▶ Dataset:
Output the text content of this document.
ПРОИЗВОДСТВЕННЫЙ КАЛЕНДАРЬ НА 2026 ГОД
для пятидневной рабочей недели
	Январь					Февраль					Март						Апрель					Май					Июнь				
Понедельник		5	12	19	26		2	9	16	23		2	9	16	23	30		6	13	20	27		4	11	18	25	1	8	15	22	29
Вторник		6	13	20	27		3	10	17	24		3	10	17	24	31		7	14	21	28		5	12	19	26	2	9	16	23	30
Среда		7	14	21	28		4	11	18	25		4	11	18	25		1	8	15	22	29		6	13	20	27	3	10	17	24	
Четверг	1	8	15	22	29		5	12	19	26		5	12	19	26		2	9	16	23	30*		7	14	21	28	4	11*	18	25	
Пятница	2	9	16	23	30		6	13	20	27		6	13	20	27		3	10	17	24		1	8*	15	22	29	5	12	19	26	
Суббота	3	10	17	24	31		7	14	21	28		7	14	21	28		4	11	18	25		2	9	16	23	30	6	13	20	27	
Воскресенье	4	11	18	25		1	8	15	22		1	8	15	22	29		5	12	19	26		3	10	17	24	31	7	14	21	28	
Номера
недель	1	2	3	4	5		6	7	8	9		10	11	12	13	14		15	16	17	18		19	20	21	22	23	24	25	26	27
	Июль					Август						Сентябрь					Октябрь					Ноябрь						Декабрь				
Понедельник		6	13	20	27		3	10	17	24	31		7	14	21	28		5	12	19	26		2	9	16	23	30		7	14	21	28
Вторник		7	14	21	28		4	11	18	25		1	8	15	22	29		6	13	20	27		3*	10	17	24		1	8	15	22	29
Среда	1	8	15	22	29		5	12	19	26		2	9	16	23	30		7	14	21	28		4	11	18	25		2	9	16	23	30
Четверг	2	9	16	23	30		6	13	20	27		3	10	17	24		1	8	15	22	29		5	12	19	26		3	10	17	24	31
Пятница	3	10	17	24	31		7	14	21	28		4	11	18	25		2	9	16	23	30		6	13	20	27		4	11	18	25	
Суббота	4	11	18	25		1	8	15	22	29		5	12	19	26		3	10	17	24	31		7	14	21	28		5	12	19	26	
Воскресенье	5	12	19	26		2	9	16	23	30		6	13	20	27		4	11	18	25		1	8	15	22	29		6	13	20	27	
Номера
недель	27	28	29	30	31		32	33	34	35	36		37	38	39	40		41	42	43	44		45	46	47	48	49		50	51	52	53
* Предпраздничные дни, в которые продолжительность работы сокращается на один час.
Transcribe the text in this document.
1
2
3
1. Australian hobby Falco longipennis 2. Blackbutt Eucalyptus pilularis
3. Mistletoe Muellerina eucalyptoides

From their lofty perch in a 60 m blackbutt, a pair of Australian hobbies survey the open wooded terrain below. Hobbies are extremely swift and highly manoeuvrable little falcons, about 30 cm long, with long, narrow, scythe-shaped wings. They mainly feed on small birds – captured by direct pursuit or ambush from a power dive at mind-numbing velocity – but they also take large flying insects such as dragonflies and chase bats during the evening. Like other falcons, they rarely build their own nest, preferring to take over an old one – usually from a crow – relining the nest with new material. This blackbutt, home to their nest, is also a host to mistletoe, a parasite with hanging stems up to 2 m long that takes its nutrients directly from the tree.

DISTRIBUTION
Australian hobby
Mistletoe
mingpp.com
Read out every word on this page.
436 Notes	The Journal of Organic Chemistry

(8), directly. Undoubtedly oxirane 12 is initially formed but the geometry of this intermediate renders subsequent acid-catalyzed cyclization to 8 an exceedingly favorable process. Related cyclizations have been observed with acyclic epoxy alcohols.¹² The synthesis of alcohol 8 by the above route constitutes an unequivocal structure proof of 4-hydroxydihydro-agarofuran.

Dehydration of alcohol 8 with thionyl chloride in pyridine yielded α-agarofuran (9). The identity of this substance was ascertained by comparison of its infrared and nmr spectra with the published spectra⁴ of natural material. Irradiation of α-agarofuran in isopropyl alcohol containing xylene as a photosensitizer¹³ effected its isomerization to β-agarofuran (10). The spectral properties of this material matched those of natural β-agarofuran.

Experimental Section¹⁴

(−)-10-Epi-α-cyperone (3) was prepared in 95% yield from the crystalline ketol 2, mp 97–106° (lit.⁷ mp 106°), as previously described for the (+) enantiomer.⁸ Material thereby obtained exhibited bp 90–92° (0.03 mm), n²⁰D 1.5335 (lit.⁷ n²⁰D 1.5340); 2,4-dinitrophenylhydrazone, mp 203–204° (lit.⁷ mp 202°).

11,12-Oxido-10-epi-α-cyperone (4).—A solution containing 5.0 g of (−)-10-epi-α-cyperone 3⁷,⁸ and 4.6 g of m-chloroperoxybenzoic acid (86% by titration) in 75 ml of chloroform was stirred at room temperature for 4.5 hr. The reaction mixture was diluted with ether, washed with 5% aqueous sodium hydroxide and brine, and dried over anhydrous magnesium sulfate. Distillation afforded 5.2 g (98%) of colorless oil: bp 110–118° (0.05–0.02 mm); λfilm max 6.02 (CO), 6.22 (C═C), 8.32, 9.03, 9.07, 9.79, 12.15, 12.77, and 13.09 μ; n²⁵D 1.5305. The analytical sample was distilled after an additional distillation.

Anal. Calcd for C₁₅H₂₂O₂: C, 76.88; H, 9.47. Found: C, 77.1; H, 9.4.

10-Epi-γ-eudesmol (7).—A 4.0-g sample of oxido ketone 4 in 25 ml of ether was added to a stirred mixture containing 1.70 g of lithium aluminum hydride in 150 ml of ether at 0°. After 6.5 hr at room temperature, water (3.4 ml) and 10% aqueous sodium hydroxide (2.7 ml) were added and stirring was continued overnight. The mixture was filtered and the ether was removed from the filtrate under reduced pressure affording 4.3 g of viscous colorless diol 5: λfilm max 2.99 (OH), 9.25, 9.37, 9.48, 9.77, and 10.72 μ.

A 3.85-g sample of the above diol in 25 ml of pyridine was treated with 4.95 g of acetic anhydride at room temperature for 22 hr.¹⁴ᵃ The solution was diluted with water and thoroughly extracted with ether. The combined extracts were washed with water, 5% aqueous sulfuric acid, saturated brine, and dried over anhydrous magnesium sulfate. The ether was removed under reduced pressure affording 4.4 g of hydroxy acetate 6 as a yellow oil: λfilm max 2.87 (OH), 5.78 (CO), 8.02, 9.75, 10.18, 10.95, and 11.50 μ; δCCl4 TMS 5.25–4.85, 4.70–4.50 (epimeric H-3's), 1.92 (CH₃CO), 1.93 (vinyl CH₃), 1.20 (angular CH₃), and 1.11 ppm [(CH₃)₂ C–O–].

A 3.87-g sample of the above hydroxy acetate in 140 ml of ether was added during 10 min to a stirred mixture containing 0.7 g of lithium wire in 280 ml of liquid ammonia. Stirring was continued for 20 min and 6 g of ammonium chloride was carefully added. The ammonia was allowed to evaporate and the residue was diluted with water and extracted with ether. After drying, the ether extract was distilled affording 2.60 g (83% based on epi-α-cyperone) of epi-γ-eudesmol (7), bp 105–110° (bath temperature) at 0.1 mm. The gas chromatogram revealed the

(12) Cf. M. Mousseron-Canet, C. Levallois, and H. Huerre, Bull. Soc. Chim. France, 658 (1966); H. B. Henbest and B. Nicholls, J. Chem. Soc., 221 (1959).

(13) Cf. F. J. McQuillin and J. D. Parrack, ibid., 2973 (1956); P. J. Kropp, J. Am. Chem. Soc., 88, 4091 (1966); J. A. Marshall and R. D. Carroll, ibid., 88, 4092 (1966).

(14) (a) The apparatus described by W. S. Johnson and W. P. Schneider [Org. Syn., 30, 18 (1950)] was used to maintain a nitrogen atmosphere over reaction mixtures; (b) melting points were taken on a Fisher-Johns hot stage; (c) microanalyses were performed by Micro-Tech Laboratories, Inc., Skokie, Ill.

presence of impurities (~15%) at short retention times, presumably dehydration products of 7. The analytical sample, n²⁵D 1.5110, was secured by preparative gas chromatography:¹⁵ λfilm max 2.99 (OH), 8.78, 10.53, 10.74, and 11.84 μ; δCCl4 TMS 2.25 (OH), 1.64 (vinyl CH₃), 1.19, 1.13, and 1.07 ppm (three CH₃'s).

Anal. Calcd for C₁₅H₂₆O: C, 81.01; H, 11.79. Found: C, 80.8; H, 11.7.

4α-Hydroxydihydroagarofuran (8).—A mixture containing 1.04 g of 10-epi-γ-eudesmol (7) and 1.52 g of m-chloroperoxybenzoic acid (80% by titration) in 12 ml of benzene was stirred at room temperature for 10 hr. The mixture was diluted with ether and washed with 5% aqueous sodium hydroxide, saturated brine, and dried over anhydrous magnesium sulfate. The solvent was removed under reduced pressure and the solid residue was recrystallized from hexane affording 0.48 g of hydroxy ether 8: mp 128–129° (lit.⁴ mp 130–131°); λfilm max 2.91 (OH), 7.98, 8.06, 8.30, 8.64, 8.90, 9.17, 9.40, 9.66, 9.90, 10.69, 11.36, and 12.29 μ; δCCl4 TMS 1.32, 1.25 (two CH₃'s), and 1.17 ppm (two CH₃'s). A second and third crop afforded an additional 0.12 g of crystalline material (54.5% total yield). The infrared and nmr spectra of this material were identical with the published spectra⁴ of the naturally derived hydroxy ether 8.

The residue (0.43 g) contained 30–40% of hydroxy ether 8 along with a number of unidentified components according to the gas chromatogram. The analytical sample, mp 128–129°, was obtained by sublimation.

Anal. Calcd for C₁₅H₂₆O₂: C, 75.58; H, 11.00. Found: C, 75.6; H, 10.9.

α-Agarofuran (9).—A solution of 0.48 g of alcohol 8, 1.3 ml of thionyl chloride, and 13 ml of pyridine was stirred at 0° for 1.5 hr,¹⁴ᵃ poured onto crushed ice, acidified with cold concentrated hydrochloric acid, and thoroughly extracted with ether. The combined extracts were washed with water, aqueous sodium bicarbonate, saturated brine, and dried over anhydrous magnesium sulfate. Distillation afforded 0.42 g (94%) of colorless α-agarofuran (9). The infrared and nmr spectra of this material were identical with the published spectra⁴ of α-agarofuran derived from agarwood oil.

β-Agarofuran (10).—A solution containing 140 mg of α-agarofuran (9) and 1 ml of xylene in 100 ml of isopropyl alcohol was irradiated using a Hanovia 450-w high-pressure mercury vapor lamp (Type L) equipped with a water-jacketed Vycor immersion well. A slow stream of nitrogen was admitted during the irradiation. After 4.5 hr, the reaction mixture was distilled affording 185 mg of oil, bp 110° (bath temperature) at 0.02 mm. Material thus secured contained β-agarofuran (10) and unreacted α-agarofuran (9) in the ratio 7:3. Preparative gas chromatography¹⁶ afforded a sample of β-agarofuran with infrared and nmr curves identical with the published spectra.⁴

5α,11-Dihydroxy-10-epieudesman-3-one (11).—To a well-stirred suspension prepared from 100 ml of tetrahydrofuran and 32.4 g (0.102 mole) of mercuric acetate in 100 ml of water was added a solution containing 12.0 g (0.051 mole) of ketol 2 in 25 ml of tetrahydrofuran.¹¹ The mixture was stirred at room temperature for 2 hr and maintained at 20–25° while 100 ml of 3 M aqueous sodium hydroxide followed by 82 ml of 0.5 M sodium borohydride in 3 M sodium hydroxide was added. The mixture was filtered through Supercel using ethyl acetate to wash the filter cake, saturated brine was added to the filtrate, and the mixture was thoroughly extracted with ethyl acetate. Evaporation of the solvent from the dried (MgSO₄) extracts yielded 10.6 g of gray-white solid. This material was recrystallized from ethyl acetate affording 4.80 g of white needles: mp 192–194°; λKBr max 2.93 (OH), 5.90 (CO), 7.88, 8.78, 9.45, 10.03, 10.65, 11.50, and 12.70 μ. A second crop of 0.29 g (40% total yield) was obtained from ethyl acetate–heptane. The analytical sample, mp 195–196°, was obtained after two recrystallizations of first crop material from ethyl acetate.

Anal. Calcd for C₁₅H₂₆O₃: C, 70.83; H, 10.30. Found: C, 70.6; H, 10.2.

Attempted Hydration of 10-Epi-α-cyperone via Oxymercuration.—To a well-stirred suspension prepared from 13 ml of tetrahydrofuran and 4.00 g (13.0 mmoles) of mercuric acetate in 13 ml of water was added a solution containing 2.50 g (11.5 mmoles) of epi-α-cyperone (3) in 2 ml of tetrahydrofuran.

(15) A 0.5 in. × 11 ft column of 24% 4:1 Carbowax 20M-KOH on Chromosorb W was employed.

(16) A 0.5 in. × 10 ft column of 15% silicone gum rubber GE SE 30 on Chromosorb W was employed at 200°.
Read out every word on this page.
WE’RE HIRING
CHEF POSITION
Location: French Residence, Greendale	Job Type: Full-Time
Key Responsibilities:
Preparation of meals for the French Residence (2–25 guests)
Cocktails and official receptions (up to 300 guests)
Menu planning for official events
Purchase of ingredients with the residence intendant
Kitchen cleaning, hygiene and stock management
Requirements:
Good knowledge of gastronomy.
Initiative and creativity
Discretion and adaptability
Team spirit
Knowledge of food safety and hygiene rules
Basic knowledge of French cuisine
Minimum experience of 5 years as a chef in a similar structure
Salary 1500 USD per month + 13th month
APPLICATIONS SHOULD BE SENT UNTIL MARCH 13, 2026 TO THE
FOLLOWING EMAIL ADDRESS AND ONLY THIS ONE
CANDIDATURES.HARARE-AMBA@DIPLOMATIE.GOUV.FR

▶ What to do:
Show each line holding the word "described".

▶ Solution:
(−)-10-Epi-α-cyperone (3) was prepared in 95% yield from the crystalline ketol 2, mp 97–106° (lit.⁷ mp 106°), as previously described for the (+) enantiomer.⁸ Material thereby obtained exhibited bp 90–92° (0.03 mm), n²⁰D 1.5335 (lit.⁷ n²⁰D 1.5340); 2,4-dinitrophenylhydrazone, mp 203–204° (lit.⁷ mp 202°).
(14) (a) The apparatus described by W. S. Johnson and W. P. Schneider [Org. Syn., 30, 18 (1950)] was used to maintain a nitrogen atmosphere over reaction mixtures; (b) melting points were taken on a Fisher-Johns hot stage; (c) microanalyses were performed by Micro-Tech Laboratories, Inc., Skokie, Ill.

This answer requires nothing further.